- [Directive]:
Write out the material again word for word, dropping any images it holds.

- [Supplied entries]:

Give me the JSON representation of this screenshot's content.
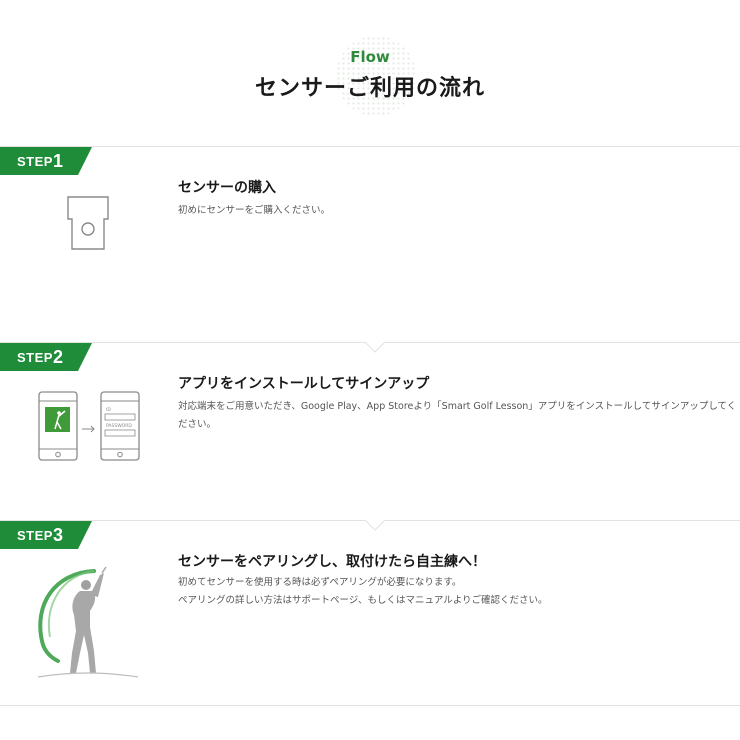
{
  "header": {
    "eyebrow": "Flow",
    "title": "センサーご利用の流れ"
  },
  "colors": {
    "accent": "#2f8a3c",
    "badge": "#1f8c3a",
    "text": "#1a1a1a",
    "muted": "#555555",
    "border": "#e2e2e2"
  },
  "steps": [
    {
      "badge_label": "STEP",
      "badge_number": "1",
      "heading": "センサーの購入",
      "description": "初めにセンサーをご購入ください。",
      "icon": "sensor-device-icon"
    },
    {
      "badge_label": "STEP",
      "badge_number": "2",
      "heading": "アプリをインストールしてサインアップ",
      "description": "対応端末をご用意いただき、Google Play、App Storeより「Smart Golf Lesson」アプリをインストールしてサインアップしてください。",
      "icon": "phone-app-signup-icon",
      "phone_fields": [
        "ID",
        "PASSWORD"
      ]
    },
    {
      "badge_label": "STEP",
      "badge_number": "3",
      "heading": "センサーをペアリングし、取付けたら自主練へ！",
      "description_lines": [
        "初めてセンサーを使用する時は必ずペアリングが必要になります。",
        "ペアリングの詳しい方法はサポートページ、もしくはマニュアルよりご確認ください。"
      ],
      "icon": "golfer-swing-icon"
    }
  ]
}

- [Answer to the task]:
Give me the JSON representation of this screenshot's content.
{
  "header": {
    "eyebrow": "Flow",
    "title": "センサーご利用の流れ"
  },
  "colors": {
    "accent": "#2f8a3c",
    "badge": "#1f8c3a",
    "text": "#1a1a1a",
    "muted": "#555555",
    "border": "#e2e2e2"
  },
  "steps": [
    {
      "badge_label": "STEP",
      "badge_number": "1",
      "heading": "センサーの購入",
      "description": "初めにセンサーをご購入ください。",
      "icon": "sensor-device-icon"
    },
    {
      "badge_label": "STEP",
      "badge_number": "2",
      "heading": "アプリをインストールしてサインアップ",
      "description": "対応端末をご用意いただき、Google Play、App Storeより「Smart Golf Lesson」アプリをインストールしてサインアップしてください。",
      "icon": "phone-app-signup-icon",
      "phone_fields": [
        "ID",
        "PASSWORD"
      ]
    },
    {
      "badge_label": "STEP",
      "badge_number": "3",
      "heading": "センサーをペアリングし、取付けたら自主練へ！",
      "description_lines": [
        "初めてセンサーを使用する時は必ずペアリングが必要になります。",
        "ペアリングの詳しい方法はサポートページ、もしくはマニュアルよりご確認ください。"
      ],
      "icon": "golfer-swing-icon"
    }
  ]
}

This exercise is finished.